>> begin
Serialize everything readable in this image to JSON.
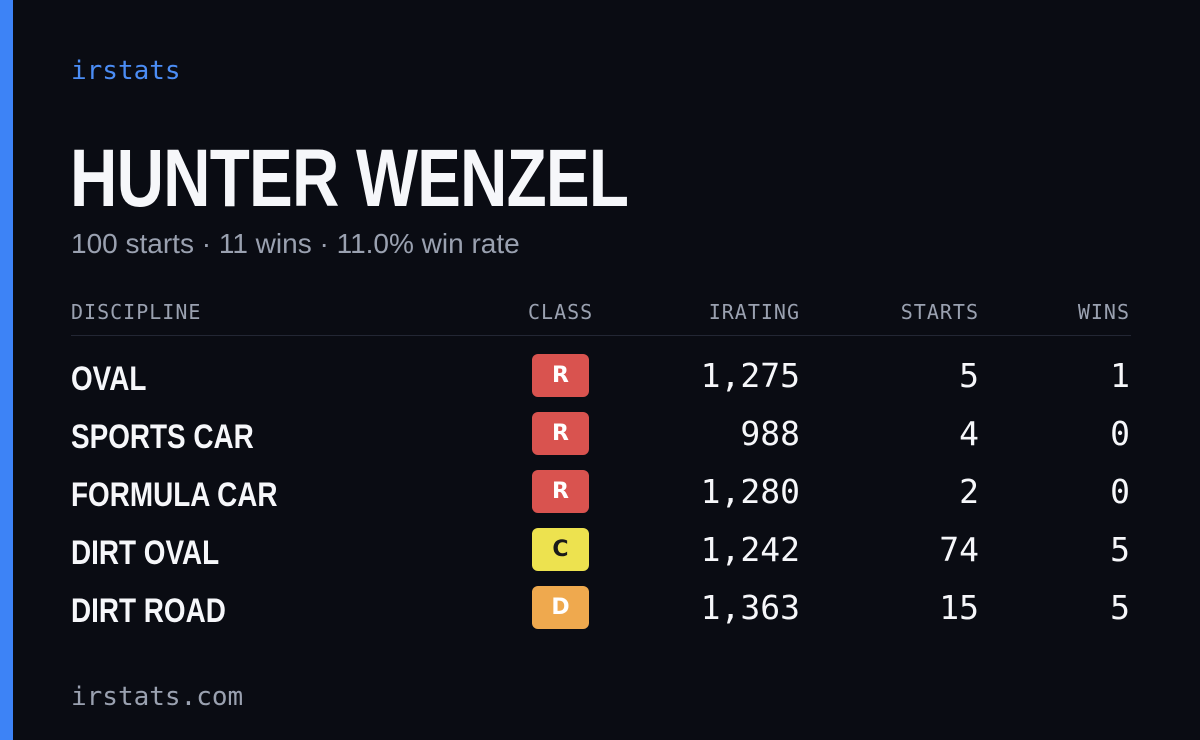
{
  "brand": "irstats",
  "driver": {
    "name": "HUNTER WENZEL",
    "summary": "100 starts · 11 wins · 11.0% win rate"
  },
  "table": {
    "headers": {
      "discipline": "DISCIPLINE",
      "class": "CLASS",
      "irating": "IRATING",
      "starts": "STARTS",
      "wins": "WINS"
    },
    "rows": [
      {
        "discipline": "OVAL",
        "class": "R",
        "class_color": "#d9534f",
        "class_text_color": "#ffffff",
        "irating": "1,275",
        "starts": "5",
        "wins": "1"
      },
      {
        "discipline": "SPORTS CAR",
        "class": "R",
        "class_color": "#d9534f",
        "class_text_color": "#ffffff",
        "irating": "988",
        "starts": "4",
        "wins": "0"
      },
      {
        "discipline": "FORMULA CAR",
        "class": "R",
        "class_color": "#d9534f",
        "class_text_color": "#ffffff",
        "irating": "1,280",
        "starts": "2",
        "wins": "0"
      },
      {
        "discipline": "DIRT OVAL",
        "class": "C",
        "class_color": "#ede24f",
        "class_text_color": "#1a1a1a",
        "irating": "1,242",
        "starts": "74",
        "wins": "5"
      },
      {
        "discipline": "DIRT ROAD",
        "class": "D",
        "class_color": "#efa94e",
        "class_text_color": "#ffffff",
        "irating": "1,363",
        "starts": "15",
        "wins": "5"
      }
    ]
  },
  "footer": "irstats.com",
  "colors": {
    "background": "#0a0c13",
    "accent": "#3d83f6",
    "text": "#f6f7fa",
    "muted": "#9aa1b0"
  }
}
>> end
REQUIREMENTS> Copy the listing word for word, excluding its pictures.

FINAL RESULT>
Serialize everything readable in this image to JSON.
{
  "brand": "irstats",
  "driver": {
    "name": "HUNTER WENZEL",
    "summary": "100 starts · 11 wins · 11.0% win rate"
  },
  "table": {
    "headers": {
      "discipline": "DISCIPLINE",
      "class": "CLASS",
      "irating": "IRATING",
      "starts": "STARTS",
      "wins": "WINS"
    },
    "rows": [
      {
        "discipline": "OVAL",
        "class": "R",
        "class_color": "#d9534f",
        "class_text_color": "#ffffff",
        "irating": "1,275",
        "starts": "5",
        "wins": "1"
      },
      {
        "discipline": "SPORTS CAR",
        "class": "R",
        "class_color": "#d9534f",
        "class_text_color": "#ffffff",
        "irating": "988",
        "starts": "4",
        "wins": "0"
      },
      {
        "discipline": "FORMULA CAR",
        "class": "R",
        "class_color": "#d9534f",
        "class_text_color": "#ffffff",
        "irating": "1,280",
        "starts": "2",
        "wins": "0"
      },
      {
        "discipline": "DIRT OVAL",
        "class": "C",
        "class_color": "#ede24f",
        "class_text_color": "#1a1a1a",
        "irating": "1,242",
        "starts": "74",
        "wins": "5"
      },
      {
        "discipline": "DIRT ROAD",
        "class": "D",
        "class_color": "#efa94e",
        "class_text_color": "#ffffff",
        "irating": "1,363",
        "starts": "15",
        "wins": "5"
      }
    ]
  },
  "footer": "irstats.com",
  "colors": {
    "background": "#0a0c13",
    "accent": "#3d83f6",
    "text": "#f6f7fa",
    "muted": "#9aa1b0"
  }
}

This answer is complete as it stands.